Only the number is wanted: how many lines contain "detached"?

*-*-*

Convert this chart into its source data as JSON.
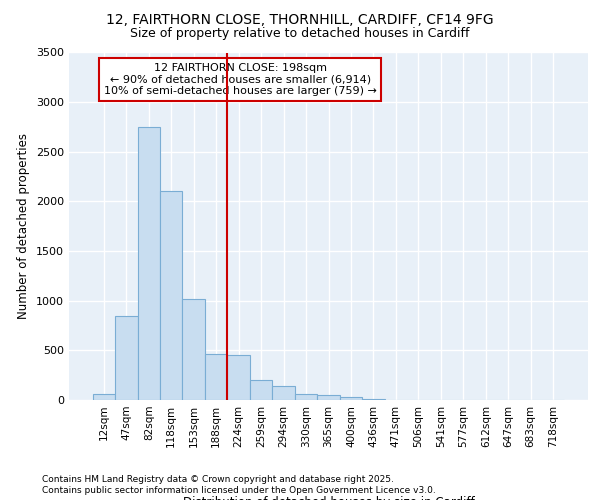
{
  "title_line1": "12, FAIRTHORN CLOSE, THORNHILL, CARDIFF, CF14 9FG",
  "title_line2": "Size of property relative to detached houses in Cardiff",
  "xlabel": "Distribution of detached houses by size in Cardiff",
  "ylabel": "Number of detached properties",
  "categories": [
    "12sqm",
    "47sqm",
    "82sqm",
    "118sqm",
    "153sqm",
    "188sqm",
    "224sqm",
    "259sqm",
    "294sqm",
    "330sqm",
    "365sqm",
    "400sqm",
    "436sqm",
    "471sqm",
    "506sqm",
    "541sqm",
    "577sqm",
    "612sqm",
    "647sqm",
    "683sqm",
    "718sqm"
  ],
  "values": [
    60,
    850,
    2750,
    2100,
    1020,
    460,
    450,
    200,
    145,
    60,
    50,
    30,
    10,
    5,
    0,
    0,
    0,
    0,
    0,
    0,
    0
  ],
  "bar_color": "#c8ddf0",
  "bar_edge_color": "#7aadd4",
  "vline_color": "#cc0000",
  "vline_pos": 5.5,
  "annotation_title": "12 FAIRTHORN CLOSE: 198sqm",
  "annotation_line1": "← 90% of detached houses are smaller (6,914)",
  "annotation_line2": "10% of semi-detached houses are larger (759) →",
  "annotation_box_edgecolor": "#cc0000",
  "ylim": [
    0,
    3500
  ],
  "yticks": [
    0,
    500,
    1000,
    1500,
    2000,
    2500,
    3000,
    3500
  ],
  "plot_bg_color": "#e8f0f8",
  "fig_bg_color": "#ffffff",
  "grid_color": "#ffffff",
  "footer_line1": "Contains HM Land Registry data © Crown copyright and database right 2025.",
  "footer_line2": "Contains public sector information licensed under the Open Government Licence v3.0."
}
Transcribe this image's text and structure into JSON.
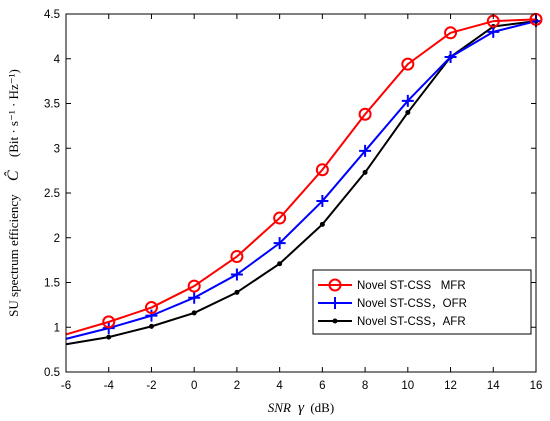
{
  "chart_data": {
    "type": "line",
    "title": "",
    "xlabel_italic": "SNR",
    "xlabel_gamma": "γ",
    "xlabel_unit": "(dB)",
    "ylabel_text": "SU spectrum efficiency",
    "ylabel_symbol": "Ĉ",
    "ylabel_unit": "(Bit · s⁻¹ · Hz⁻¹)",
    "xlim": [
      -6,
      16
    ],
    "ylim": [
      0.5,
      4.5
    ],
    "x_ticks": [
      -6,
      -4,
      -2,
      0,
      2,
      4,
      6,
      8,
      10,
      12,
      14,
      16
    ],
    "y_ticks": [
      0.5,
      1,
      1.5,
      2,
      2.5,
      3,
      3.5,
      4,
      4.5
    ],
    "x_tick_labels": [
      "-6",
      "-4",
      "-2",
      "0",
      "2",
      "4",
      "6",
      "8",
      "10",
      "12",
      "14",
      "16"
    ],
    "y_tick_labels": [
      "0.5",
      "1",
      "1.5",
      "2",
      "2.5",
      "3",
      "3.5",
      "4",
      "4.5"
    ],
    "grid": false,
    "legend_position": "lower-right",
    "x": [
      -6,
      -4,
      -2,
      0,
      2,
      4,
      6,
      8,
      10,
      12,
      14,
      16
    ],
    "series": [
      {
        "name": "Novel ST-CSS   MFR",
        "color": "#ff0000",
        "marker": "circle",
        "values": [
          0.92,
          1.06,
          1.22,
          1.46,
          1.79,
          2.22,
          2.76,
          3.38,
          3.94,
          4.29,
          4.42,
          4.44
        ]
      },
      {
        "name": "Novel ST-CSS，OFR",
        "color": "#0000ff",
        "marker": "plus",
        "values": [
          0.87,
          0.99,
          1.13,
          1.33,
          1.59,
          1.94,
          2.41,
          2.97,
          3.53,
          4.02,
          4.3,
          4.42
        ]
      },
      {
        "name": "Novel ST-CSS，AFR",
        "color": "#000000",
        "marker": "dot",
        "values": [
          0.81,
          0.89,
          1.01,
          1.16,
          1.39,
          1.71,
          2.15,
          2.73,
          3.4,
          4.02,
          4.36,
          4.42
        ]
      }
    ]
  }
}
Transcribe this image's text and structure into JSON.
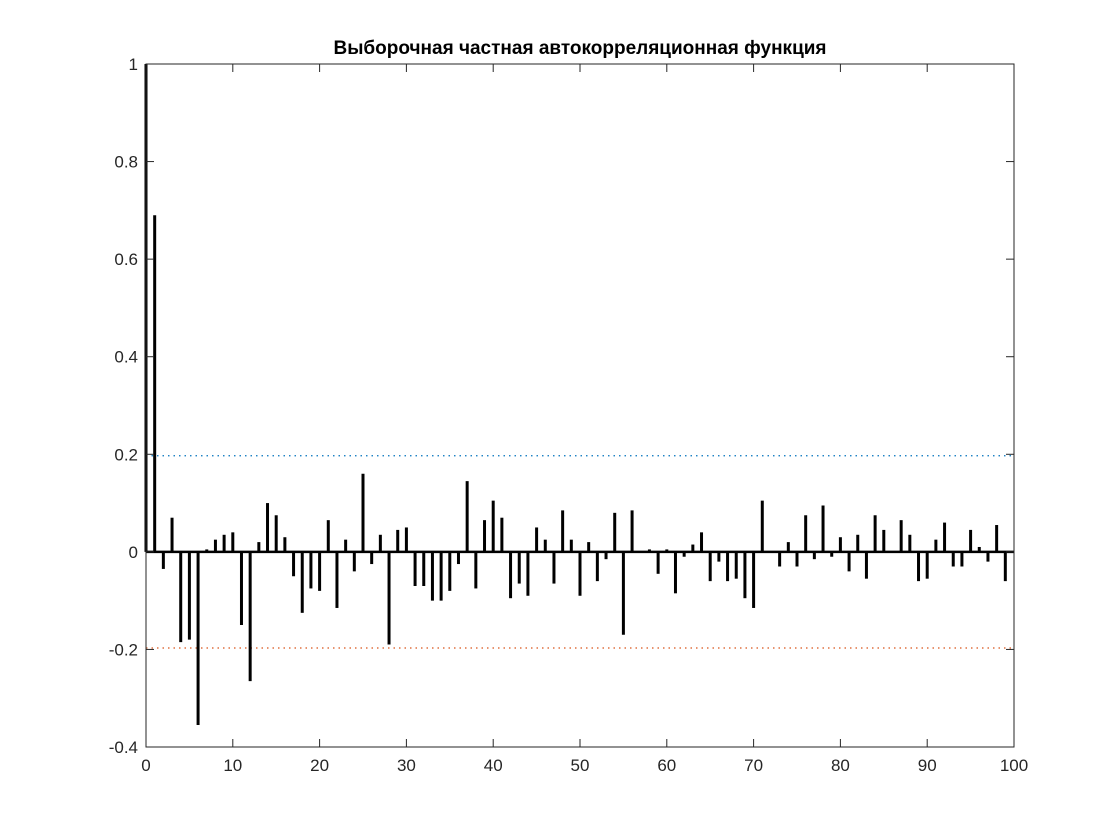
{
  "chart_data": {
    "type": "bar",
    "title": "Выборочная частная автокорреляционная функция",
    "xlabel": "",
    "ylabel": "",
    "xlim": [
      0,
      100
    ],
    "ylim": [
      -0.4,
      1
    ],
    "xticks": [
      "0",
      "10",
      "20",
      "30",
      "40",
      "50",
      "60",
      "70",
      "80",
      "90",
      "100"
    ],
    "yticks": [
      "-0.4",
      "-0.2",
      "0",
      "0.2",
      "0.4",
      "0.6",
      "0.8",
      "1"
    ],
    "grid": false,
    "stem_color": "#000000",
    "lags": [
      0,
      1,
      2,
      3,
      4,
      5,
      6,
      7,
      8,
      9,
      10,
      11,
      12,
      13,
      14,
      15,
      16,
      17,
      18,
      19,
      20,
      21,
      22,
      23,
      24,
      25,
      26,
      27,
      28,
      29,
      30,
      31,
      32,
      33,
      34,
      35,
      36,
      37,
      38,
      39,
      40,
      41,
      42,
      43,
      44,
      45,
      46,
      47,
      48,
      49,
      50,
      51,
      52,
      53,
      54,
      55,
      56,
      57,
      58,
      59,
      60,
      61,
      62,
      63,
      64,
      65,
      66,
      67,
      68,
      69,
      70,
      71,
      72,
      73,
      74,
      75,
      76,
      77,
      78,
      79,
      80,
      81,
      82,
      83,
      84,
      85,
      86,
      87,
      88,
      89,
      90,
      91,
      92,
      93,
      94,
      95,
      96,
      97,
      98,
      99
    ],
    "values": [
      1.0,
      0.69,
      -0.035,
      0.07,
      -0.185,
      -0.18,
      -0.355,
      0.005,
      0.025,
      0.035,
      0.04,
      -0.15,
      -0.265,
      0.02,
      0.1,
      0.075,
      0.03,
      -0.05,
      -0.125,
      -0.075,
      -0.08,
      0.065,
      -0.115,
      0.025,
      -0.04,
      0.16,
      -0.025,
      0.035,
      -0.19,
      0.045,
      0.05,
      -0.07,
      -0.07,
      -0.1,
      -0.1,
      -0.08,
      -0.025,
      0.145,
      -0.075,
      0.065,
      0.105,
      0.07,
      -0.095,
      -0.065,
      -0.09,
      0.05,
      0.025,
      -0.065,
      0.085,
      0.025,
      -0.09,
      0.02,
      -0.06,
      -0.015,
      0.08,
      -0.17,
      0.085,
      0.0,
      0.005,
      -0.045,
      0.005,
      -0.085,
      -0.01,
      0.015,
      0.04,
      -0.06,
      -0.02,
      -0.06,
      -0.055,
      -0.095,
      -0.115,
      0.105,
      0.0,
      -0.03,
      0.02,
      -0.03,
      0.075,
      -0.015,
      0.095,
      -0.01,
      0.03,
      -0.04,
      0.035,
      -0.055,
      0.075,
      0.045,
      0.0,
      0.065,
      0.035,
      -0.06,
      -0.055,
      0.025,
      0.06,
      -0.03,
      -0.03,
      0.045,
      0.01,
      -0.02,
      0.055,
      -0.06
    ],
    "bounds": [
      {
        "value": 0.197,
        "color": "#0072BD"
      },
      {
        "value": -0.197,
        "color": "#D95319"
      }
    ]
  }
}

*-*-*

◆ Correct result ◆
5